» **Aim**:
Pick out each line of the records in which the word "LABEVENTS" appears.

» **Record excerpts**:
===
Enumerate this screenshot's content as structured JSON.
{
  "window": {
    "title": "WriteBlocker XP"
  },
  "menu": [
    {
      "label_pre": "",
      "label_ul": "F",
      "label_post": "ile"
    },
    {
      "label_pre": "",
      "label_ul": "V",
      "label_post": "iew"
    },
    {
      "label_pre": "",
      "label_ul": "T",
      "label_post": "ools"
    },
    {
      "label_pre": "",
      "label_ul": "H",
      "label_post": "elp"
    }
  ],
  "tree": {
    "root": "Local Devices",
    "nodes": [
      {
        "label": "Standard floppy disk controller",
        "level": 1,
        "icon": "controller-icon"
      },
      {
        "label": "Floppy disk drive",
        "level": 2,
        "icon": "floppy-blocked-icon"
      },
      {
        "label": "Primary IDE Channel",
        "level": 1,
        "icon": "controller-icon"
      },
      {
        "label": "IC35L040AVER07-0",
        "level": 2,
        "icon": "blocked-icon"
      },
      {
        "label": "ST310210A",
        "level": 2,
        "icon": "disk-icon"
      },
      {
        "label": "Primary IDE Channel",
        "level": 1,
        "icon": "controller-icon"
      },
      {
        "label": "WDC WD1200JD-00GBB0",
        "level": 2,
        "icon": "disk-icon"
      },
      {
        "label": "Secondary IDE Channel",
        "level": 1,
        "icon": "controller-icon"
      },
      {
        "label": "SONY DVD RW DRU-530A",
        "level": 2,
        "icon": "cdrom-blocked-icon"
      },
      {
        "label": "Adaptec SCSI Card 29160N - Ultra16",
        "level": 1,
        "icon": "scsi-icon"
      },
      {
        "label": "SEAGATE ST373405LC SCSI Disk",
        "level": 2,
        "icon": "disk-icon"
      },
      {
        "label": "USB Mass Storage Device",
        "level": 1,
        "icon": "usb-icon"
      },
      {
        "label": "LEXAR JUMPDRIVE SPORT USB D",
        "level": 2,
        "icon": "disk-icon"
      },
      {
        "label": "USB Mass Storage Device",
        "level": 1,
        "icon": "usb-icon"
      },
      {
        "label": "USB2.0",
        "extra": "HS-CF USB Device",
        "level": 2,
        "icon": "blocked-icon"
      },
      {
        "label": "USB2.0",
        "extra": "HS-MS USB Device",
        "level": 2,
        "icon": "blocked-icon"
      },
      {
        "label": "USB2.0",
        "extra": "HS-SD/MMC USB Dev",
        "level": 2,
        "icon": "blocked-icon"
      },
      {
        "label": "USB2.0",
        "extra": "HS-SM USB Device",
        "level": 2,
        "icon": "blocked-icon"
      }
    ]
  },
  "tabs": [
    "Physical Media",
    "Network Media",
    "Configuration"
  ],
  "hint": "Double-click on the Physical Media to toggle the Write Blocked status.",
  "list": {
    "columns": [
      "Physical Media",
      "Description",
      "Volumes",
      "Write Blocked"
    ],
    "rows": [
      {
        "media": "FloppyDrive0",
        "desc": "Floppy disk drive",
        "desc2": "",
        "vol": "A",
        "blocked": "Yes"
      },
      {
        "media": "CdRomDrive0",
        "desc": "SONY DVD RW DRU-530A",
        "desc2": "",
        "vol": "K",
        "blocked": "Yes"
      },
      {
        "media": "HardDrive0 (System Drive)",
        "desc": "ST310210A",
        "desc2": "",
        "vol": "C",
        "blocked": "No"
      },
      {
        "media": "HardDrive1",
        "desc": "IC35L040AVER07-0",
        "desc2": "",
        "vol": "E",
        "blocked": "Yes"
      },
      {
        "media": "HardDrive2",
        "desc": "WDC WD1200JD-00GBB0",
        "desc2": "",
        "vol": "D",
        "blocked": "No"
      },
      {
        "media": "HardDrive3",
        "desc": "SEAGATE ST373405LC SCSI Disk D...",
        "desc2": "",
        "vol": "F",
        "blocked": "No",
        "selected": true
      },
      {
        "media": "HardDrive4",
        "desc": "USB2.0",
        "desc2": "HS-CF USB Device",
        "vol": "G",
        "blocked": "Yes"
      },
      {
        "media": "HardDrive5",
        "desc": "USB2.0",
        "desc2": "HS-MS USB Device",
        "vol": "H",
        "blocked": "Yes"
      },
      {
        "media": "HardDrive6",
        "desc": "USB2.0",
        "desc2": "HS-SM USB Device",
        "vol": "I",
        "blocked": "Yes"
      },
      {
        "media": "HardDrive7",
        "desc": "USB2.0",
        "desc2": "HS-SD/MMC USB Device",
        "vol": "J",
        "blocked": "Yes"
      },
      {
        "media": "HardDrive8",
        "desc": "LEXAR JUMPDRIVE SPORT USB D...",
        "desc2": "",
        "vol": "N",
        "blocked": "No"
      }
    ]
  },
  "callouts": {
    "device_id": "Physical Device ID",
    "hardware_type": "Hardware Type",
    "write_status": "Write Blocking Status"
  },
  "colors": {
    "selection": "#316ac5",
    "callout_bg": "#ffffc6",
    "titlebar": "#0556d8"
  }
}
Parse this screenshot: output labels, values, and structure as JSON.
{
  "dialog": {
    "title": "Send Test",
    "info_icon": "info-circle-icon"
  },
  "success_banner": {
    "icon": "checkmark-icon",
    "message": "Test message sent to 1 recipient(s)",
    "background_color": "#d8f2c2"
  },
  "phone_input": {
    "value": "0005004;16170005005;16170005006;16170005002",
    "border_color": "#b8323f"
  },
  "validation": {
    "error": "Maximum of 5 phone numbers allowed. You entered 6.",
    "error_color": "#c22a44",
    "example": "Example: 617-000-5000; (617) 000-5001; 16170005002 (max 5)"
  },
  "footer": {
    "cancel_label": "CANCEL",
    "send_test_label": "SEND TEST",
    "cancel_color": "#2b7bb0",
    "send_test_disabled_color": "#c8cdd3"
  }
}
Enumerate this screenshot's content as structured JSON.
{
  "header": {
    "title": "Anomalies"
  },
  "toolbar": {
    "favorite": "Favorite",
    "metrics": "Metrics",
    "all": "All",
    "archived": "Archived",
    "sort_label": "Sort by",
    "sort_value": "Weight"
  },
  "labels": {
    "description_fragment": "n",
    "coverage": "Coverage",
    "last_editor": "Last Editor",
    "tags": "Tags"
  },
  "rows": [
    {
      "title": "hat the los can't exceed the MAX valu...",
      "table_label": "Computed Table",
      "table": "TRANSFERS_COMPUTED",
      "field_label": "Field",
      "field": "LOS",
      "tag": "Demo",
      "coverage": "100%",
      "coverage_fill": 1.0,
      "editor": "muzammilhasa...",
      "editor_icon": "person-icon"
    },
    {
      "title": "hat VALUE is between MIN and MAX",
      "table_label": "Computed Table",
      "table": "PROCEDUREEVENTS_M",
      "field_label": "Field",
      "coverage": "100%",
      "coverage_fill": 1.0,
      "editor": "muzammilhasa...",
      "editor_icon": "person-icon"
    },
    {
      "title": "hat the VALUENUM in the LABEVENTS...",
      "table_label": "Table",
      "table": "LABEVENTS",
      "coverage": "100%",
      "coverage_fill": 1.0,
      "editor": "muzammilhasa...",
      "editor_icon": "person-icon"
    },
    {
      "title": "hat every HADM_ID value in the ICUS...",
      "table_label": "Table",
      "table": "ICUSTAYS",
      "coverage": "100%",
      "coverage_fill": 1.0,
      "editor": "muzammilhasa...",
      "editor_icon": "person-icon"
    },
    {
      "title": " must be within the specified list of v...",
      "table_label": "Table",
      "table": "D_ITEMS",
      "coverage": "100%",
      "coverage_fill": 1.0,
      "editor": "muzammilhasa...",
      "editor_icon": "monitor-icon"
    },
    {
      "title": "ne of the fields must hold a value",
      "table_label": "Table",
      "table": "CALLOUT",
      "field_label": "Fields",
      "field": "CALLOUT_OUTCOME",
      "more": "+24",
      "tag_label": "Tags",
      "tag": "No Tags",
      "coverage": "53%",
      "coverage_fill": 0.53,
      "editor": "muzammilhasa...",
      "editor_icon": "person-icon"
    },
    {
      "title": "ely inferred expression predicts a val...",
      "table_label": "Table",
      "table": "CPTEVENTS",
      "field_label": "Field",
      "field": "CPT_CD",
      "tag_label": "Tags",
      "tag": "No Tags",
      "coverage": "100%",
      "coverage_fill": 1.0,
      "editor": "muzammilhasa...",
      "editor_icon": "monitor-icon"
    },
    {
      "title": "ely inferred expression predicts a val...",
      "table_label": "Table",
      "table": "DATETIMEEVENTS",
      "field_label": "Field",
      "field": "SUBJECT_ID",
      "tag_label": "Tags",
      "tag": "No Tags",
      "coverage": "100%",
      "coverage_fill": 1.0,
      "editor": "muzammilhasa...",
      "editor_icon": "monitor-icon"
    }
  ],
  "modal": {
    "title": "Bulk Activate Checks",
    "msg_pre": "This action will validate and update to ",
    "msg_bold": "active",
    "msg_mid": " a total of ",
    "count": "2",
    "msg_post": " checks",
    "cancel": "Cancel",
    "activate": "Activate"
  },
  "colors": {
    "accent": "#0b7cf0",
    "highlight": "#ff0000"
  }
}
===
» **Solved problem**:
      "title": "hat the VALUENUM in the LABEVENTS...",
      "table": "LABEVENTS",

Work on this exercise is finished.